Goal of the exercise =>
Please duplicate every line of the records below without any change, and omit the pictures from your copy.

Entries provided =>
+++
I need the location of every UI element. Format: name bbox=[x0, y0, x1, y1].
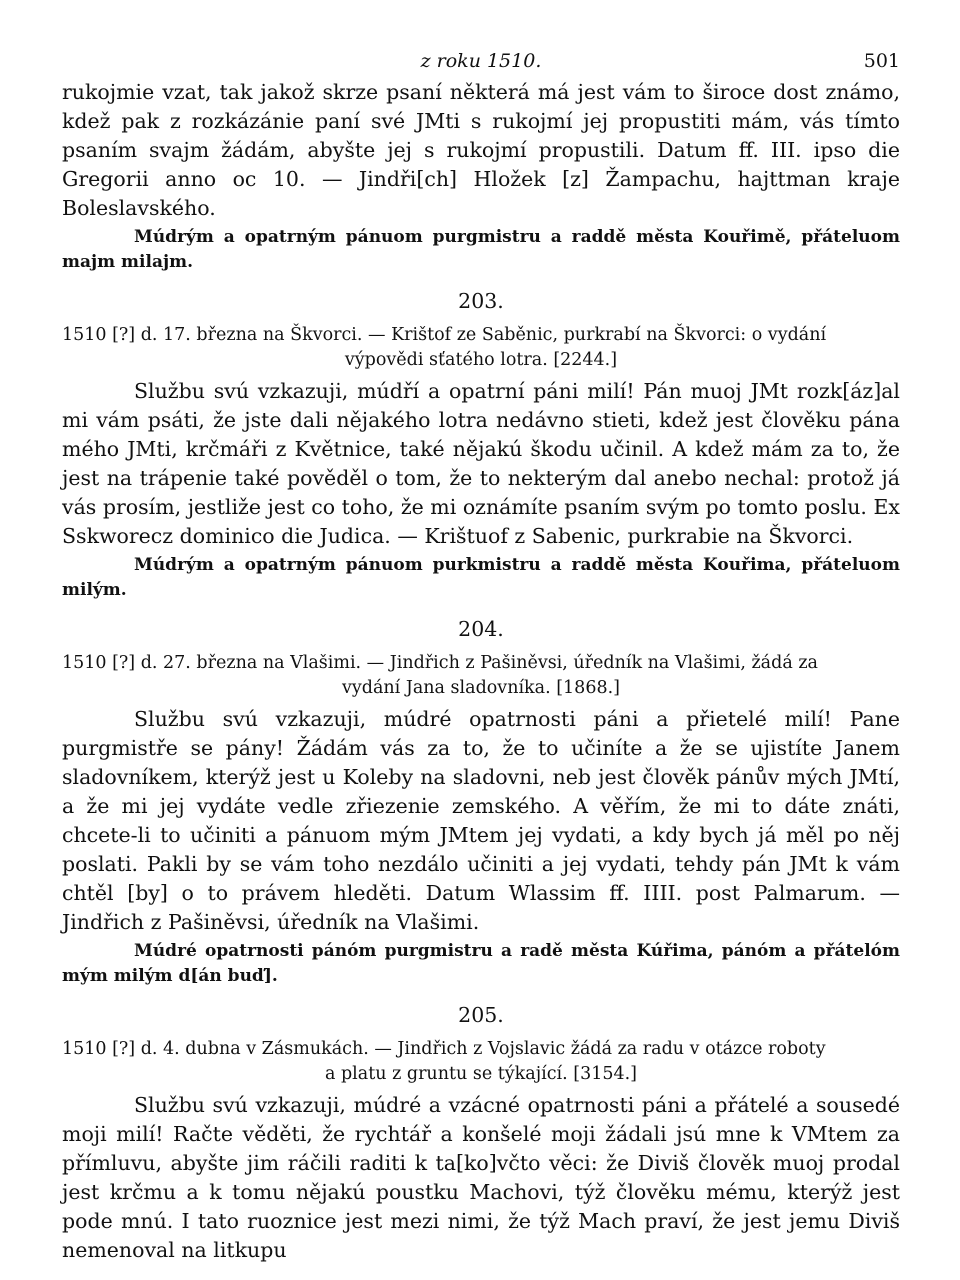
document-address: Múdrým a opatrným pánuom purkmistru a raddě města Kouřima, přáteluom milým. bbox=[62, 555, 900, 600]
regest-head: 1510 [?] d. 27. března na Vlašimi. — Jindřich z Pašiněvsi, úředník na Vlašimi, žádá za bbox=[62, 653, 818, 673]
intro-text: rukojmie vzat, tak jakož skrze psaní některá má jest vám to široce dost známo, kdež pak z rozkázánie paní své JMti s rukojmí jej propustiti mám, vás tímto psaním svajm žádám, abyšte jej s rukojmí propustili. Datum ff. III. ipso die Gregorii anno oc 10. — Jindři[ch] Hložek [z] Žampachu, hajttman kraje Boleslavského. bbox=[62, 80, 900, 220]
document-regest bbox=[62, 651, 900, 701]
running-title: z roku 1510. bbox=[420, 50, 542, 72]
document-page bbox=[62, 44, 900, 1265]
page-number: 501 bbox=[863, 50, 900, 72]
document-number: 205. bbox=[458, 1003, 504, 1027]
document-address: Múdré opatrnosti pánóm purgmistru a radě města Kúřima, pánóm a přátelóm mým milým d[án buď]. bbox=[62, 941, 900, 986]
regest-tail: a platu z gruntu se týkající. [3154.] bbox=[324, 1064, 637, 1084]
intro-address: Múdrým a opatrným pánuom purgmistru a raddě města Kouřimě, přáteluom majm milajm. bbox=[62, 227, 900, 272]
document-text: Službu svú vzkazuji, múdré opatrnosti páni a přietelé milí! Pane purgmistře se pány! Žádám vás za to, že to učiníte a že se ujistíte Janem sladovníkem, kterýž jest u Koleby na sladovni, neb jest člověk pánův mých JMtí, a že mi jej vydáte vedle zřiezenie zemského. A věřím, že mi to dáte znáti, chcete-li to učiniti a pánuom mým JMtem jej vydati, a kdy bych já měl po něj poslati. Pakli by se vám toho nezdálo učiniti a jej vydati, tehdy pán JMt k vám chtěl [by] o to právem hleděti. Datum Wlassim ff. IIII. post Palmarum. — Jindřich z Pašiněvsi, úředník na Vlašimi. bbox=[62, 707, 900, 934]
regest-tail: vydání Jana sladovníka. [1868.] bbox=[342, 678, 620, 698]
document-205 bbox=[62, 1003, 900, 1265]
document-number: 204. bbox=[458, 617, 504, 641]
document-text: Službu svú vzkazuji, múdré a vzácné opatrnosti páni a přátelé a sousedé moji milí! Račte věděti, že rychtář a konšelé moji žádali jsú mne k VMtem za přímluvu, abyšte jim ráčili raditi k ta[ko]včto věci: že Diviš člověk muoj prodal jest krčmu a k tomu nějakú poustku Machovi, týž člověku mému, kterýž jest pode mnú. I tato ruoznice jest mezi nimi, že týž Mach praví, že jest jemu Diviš nemenoval na litkupu bbox=[62, 1093, 900, 1262]
regest-head: 1510 [?] d. 4. dubna v Zásmukách. — Jindřich z Vojslavic žádá za radu v otázce roboty bbox=[62, 1039, 826, 1059]
document-203 bbox=[62, 289, 900, 603]
document-number: 203. bbox=[458, 289, 504, 313]
page-header bbox=[62, 44, 900, 78]
document-regest bbox=[62, 1037, 900, 1087]
document-204 bbox=[62, 617, 900, 989]
regest-head: 1510 [?] d. 17. března na Škvorci. — Krištof ze Saběnic, purkrabí na Škvorci: o vydání bbox=[62, 325, 827, 345]
document-regest bbox=[62, 323, 900, 373]
document-text: Službu svú vzkazuji, múdří a opatrní páni milí! Pán muoj JMt rozk[áz]al mi vám psáti, že jste dali nějakého lotra nedávno stieti, kdež jest člověku pána mého JMti, krčmáři z Květnice, také nějakú škodu učinil. A kdež mám za to, že jest na trápenie také pověděl o tom, že to nekterým dal anebo nechal: protož já vás prosím, jestliže jest co toho, že mi oznámíte psaním svým po tomto poslu. Ex Sskworecz dominico die Judica. — Krištuof z Sabenic, purkrabie na Škvorci. bbox=[62, 379, 900, 548]
regest-tail: výpovědi sťatého lotra. [2244.] bbox=[344, 350, 618, 370]
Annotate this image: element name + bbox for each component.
+++
Answer for this exercise =>
I need the location of every UI element. Format: name bbox=[x0, y0, x1, y1].
document-address: Múdrým a opatrným pánuom purkmistru a raddě města Kouřima, přáteluom milým. bbox=[62, 555, 900, 600]
regest-head: 1510 [?] d. 27. března na Vlašimi. — Jindřich z Pašiněvsi, úředník na Vlašimi, žádá za bbox=[62, 653, 818, 673]
intro-text: rukojmie vzat, tak jakož skrze psaní některá má jest vám to široce dost známo, kdež pak z rozkázánie paní své JMti s rukojmí jej propustiti mám, vás tímto psaním svajm žádám, abyšte jej s rukojmí propustili. Datum ff. III. ipso die Gregorii anno oc 10. — Jindři[ch] Hložek [z] Žampachu, hajttman kraje Boleslavského. bbox=[62, 80, 900, 220]
document-regest bbox=[62, 651, 900, 701]
running-title: z roku 1510. bbox=[420, 50, 542, 72]
document-page bbox=[62, 44, 900, 1265]
page-number: 501 bbox=[863, 50, 900, 72]
document-number: 205. bbox=[458, 1003, 504, 1027]
document-address: Múdré opatrnosti pánóm purgmistru a radě města Kúřima, pánóm a přátelóm mým milým d[án buď]. bbox=[62, 941, 900, 986]
regest-tail: a platu z gruntu se týkající. [3154.] bbox=[324, 1064, 637, 1084]
intro-address: Múdrým a opatrným pánuom purgmistru a raddě města Kouřimě, přáteluom majm milajm. bbox=[62, 227, 900, 272]
document-text: Službu svú vzkazuji, múdré opatrnosti páni a přietelé milí! Pane purgmistře se pány! Žádám vás za to, že to učiníte a že se ujistíte Janem sladovníkem, kterýž jest u Koleby na sladovni, neb jest člověk pánův mých JMtí, a že mi jej vydáte vedle zřiezenie zemského. A věřím, že mi to dáte znáti, chcete-li to učiniti a pánuom mým JMtem jej vydati, a kdy bych já měl po něj poslati. Pakli by se vám toho nezdálo učiniti a jej vydati, tehdy pán JMt k vám chtěl [by] o to právem hleděti. Datum Wlassim ff. IIII. post Palmarum. — Jindřich z Pašiněvsi, úředník na Vlašimi. bbox=[62, 707, 900, 934]
regest-tail: vydání Jana sladovníka. [1868.] bbox=[342, 678, 620, 698]
document-205 bbox=[62, 1003, 900, 1265]
document-number: 204. bbox=[458, 617, 504, 641]
document-text: Službu svú vzkazuji, múdré a vzácné opatrnosti páni a přátelé a sousedé moji milí! Račte věděti, že rychtář a konšelé moji žádali jsú mne k VMtem za přímluvu, abyšte jim ráčili raditi k ta[ko]včto věci: že Diviš člověk muoj prodal jest krčmu a k tomu nějakú poustku Machovi, týž člověku mému, kterýž jest pode mnú. I tato ruoznice jest mezi nimi, že týž Mach praví, že jest jemu Diviš nemenoval na litkupu bbox=[62, 1093, 900, 1262]
regest-head: 1510 [?] d. 4. dubna v Zásmukách. — Jindřich z Vojslavic žádá za radu v otázce roboty bbox=[62, 1039, 826, 1059]
document-203 bbox=[62, 289, 900, 603]
document-number: 203. bbox=[458, 289, 504, 313]
page-header bbox=[62, 44, 900, 78]
document-regest bbox=[62, 1037, 900, 1087]
document-204 bbox=[62, 617, 900, 989]
regest-head: 1510 [?] d. 17. března na Škvorci. — Krištof ze Saběnic, purkrabí na Škvorci: o vydání bbox=[62, 325, 827, 345]
document-regest bbox=[62, 323, 900, 373]
document-text: Službu svú vzkazuji, múdří a opatrní páni milí! Pán muoj JMt rozk[áz]al mi vám psáti, že jste dali nějakého lotra nedávno stieti, kdež jest člověku pána mého JMti, krčmáři z Květnice, také nějakú škodu učinil. A kdež mám za to, že jest na trápenie také pověděl o tom, že to nekterým dal anebo nechal: protož já vás prosím, jestliže jest co toho, že mi oznámíte psaním svým po tomto poslu. Ex Sskworecz dominico die Judica. — Krištuof z Sabenic, purkrabie na Škvorci. bbox=[62, 379, 900, 548]
regest-tail: výpovědi sťatého lotra. [2244.] bbox=[344, 350, 618, 370]
Annotate this image: element name + bbox for each component.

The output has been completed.